From the line containing "Output a JSON" through the last line of the data, return those lines exactly as written and nothing more.
--- START Material shown ---
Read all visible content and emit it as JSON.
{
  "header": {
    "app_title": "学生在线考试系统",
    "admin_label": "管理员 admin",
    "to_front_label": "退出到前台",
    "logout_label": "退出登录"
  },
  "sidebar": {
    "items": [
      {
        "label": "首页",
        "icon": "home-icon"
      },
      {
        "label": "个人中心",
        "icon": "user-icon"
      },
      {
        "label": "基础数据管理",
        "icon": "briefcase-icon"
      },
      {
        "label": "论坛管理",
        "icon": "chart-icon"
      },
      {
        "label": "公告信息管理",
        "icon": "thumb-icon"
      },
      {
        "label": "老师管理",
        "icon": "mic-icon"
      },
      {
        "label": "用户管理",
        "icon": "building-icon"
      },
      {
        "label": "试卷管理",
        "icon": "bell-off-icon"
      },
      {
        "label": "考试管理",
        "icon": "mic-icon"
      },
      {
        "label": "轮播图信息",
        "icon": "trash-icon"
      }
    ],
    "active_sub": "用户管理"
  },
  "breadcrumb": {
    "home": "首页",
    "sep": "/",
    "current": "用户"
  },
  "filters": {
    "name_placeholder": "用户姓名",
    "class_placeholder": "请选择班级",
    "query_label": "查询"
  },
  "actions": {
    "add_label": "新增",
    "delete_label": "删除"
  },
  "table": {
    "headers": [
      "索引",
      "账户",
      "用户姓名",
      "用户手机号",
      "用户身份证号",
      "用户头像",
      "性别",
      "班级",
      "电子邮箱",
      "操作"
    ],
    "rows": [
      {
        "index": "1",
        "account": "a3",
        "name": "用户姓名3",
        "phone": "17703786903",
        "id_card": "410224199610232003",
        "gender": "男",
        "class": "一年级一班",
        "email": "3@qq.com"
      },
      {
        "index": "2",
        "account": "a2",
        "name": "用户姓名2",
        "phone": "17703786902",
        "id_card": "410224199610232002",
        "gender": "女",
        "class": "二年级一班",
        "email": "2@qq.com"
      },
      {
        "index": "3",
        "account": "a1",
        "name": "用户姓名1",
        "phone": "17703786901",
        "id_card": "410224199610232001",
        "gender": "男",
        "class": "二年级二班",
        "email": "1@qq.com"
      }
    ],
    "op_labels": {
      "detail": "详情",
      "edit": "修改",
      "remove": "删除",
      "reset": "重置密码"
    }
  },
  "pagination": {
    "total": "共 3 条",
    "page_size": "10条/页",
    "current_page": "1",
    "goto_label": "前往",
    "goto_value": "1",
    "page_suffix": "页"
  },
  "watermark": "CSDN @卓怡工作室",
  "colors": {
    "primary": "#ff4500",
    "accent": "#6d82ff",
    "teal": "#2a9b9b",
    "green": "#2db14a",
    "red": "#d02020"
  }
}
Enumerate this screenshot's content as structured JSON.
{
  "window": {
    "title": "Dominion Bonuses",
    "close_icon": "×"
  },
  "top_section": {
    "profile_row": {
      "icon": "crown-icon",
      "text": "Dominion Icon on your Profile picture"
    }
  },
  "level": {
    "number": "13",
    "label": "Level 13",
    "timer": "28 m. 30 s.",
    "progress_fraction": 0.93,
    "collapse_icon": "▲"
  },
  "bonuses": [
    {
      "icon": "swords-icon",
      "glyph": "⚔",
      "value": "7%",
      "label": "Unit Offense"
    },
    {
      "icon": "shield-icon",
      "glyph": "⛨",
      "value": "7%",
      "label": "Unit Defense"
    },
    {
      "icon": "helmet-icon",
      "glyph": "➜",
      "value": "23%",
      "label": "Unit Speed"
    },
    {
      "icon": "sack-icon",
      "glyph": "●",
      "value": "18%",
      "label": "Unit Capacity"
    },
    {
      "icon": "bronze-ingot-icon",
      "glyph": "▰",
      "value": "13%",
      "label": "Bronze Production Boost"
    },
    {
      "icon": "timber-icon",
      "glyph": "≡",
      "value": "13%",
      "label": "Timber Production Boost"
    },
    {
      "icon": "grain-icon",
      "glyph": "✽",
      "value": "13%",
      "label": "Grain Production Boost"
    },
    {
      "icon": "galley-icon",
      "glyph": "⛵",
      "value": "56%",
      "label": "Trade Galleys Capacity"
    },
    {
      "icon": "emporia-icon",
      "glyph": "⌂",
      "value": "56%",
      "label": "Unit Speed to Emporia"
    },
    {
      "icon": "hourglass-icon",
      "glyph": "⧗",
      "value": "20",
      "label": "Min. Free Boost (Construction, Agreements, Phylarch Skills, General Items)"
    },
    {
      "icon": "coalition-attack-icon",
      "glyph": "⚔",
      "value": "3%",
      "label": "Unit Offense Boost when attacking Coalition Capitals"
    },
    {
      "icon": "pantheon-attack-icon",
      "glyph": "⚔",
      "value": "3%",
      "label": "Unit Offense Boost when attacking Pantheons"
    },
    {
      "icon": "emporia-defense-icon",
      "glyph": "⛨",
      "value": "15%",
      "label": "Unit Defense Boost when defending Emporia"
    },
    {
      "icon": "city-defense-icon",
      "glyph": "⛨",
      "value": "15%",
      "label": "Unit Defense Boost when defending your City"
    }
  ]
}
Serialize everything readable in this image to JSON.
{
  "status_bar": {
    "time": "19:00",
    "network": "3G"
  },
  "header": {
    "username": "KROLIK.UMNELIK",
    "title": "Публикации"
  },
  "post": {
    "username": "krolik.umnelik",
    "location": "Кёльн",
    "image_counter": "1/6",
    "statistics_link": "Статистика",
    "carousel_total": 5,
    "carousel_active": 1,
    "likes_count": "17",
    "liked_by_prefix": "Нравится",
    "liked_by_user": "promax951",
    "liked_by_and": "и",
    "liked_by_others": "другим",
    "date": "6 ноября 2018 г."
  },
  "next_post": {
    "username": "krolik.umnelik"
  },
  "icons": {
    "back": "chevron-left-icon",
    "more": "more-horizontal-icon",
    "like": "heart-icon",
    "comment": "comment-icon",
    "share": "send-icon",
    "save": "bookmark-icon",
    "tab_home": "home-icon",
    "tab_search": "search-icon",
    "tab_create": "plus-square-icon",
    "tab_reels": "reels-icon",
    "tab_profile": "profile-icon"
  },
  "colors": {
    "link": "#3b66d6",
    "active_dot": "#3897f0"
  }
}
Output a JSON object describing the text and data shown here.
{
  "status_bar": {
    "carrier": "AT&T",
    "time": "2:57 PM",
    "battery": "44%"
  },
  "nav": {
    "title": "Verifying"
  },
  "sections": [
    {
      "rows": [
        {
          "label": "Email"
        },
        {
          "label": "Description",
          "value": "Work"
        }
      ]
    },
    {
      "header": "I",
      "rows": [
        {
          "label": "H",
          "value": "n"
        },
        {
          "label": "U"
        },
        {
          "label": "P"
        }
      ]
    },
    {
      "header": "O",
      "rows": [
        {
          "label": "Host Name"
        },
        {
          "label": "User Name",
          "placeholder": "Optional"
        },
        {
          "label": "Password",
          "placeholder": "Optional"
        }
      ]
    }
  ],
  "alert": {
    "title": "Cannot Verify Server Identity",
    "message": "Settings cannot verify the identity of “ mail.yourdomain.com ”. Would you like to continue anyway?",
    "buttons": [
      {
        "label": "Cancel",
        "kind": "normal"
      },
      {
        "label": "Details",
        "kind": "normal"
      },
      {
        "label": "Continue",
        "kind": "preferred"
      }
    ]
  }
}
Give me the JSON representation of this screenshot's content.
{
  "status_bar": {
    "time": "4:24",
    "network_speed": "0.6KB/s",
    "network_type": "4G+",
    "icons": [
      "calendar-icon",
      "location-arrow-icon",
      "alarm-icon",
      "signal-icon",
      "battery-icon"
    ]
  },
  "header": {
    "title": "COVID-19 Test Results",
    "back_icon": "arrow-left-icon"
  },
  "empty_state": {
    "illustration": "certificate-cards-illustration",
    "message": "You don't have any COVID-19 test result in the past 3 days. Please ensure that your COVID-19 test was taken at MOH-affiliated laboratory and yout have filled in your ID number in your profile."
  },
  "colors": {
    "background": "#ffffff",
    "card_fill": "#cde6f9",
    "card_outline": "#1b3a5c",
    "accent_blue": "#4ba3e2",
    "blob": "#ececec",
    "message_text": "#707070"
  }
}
--- END Material shown ---
■ Finished answer:
Output a JSON object describing the text and data shown here.
{
  "status_bar": {
    "carrier": "AT&T",
    "time": "2:57 PM",
    "battery": "44%"
  },
  "nav": {
    "title": "Verifying"
  },
  "sections": [
    {
      "rows": [
        {
          "label": "Email"
        },
        {
          "label": "Description",
          "value": "Work"
        }
      ]
    },
    {
      "header": "I",
      "rows": [
        {
          "label": "H",
          "value": "n"
        },
        {
          "label": "U"
        },
        {
          "label": "P"
        }
      ]
    },
    {
      "header": "O",
      "rows": [
        {
          "label": "Host Name"
        },
        {
          "label": "User Name",
          "placeholder": "Optional"
        },
        {
          "label": "Password",
          "placeholder": "Optional"
        }
      ]
    }
  ],
  "alert": {
    "title": "Cannot Verify Server Identity",
    "message": "Settings cannot verify the identity of “ mail.yourdomain.com ”. Would you like to continue anyway?",
    "buttons": [
      {
        "label": "Cancel",
        "kind": "normal"
      },
      {
        "label": "Details",
        "kind": "normal"
      },
      {
        "label": "Continue",
        "kind": "preferred"
      }
    ]
  }
}
Give me the JSON representation of this screenshot's content.
{
  "status_bar": {
    "time": "4:24",
    "network_speed": "0.6KB/s",
    "network_type": "4G+",
    "icons": [
      "calendar-icon",
      "location-arrow-icon",
      "alarm-icon",
      "signal-icon",
      "battery-icon"
    ]
  },
  "header": {
    "title": "COVID-19 Test Results",
    "back_icon": "arrow-left-icon"
  },
  "empty_state": {
    "illustration": "certificate-cards-illustration",
    "message": "You don't have any COVID-19 test result in the past 3 days. Please ensure that your COVID-19 test was taken at MOH-affiliated laboratory and yout have filled in your ID number in your profile."
  },
  "colors": {
    "background": "#ffffff",
    "card_fill": "#cde6f9",
    "card_outline": "#1b3a5c",
    "accent_blue": "#4ba3e2",
    "blob": "#ececec",
    "message_text": "#707070"
  }
}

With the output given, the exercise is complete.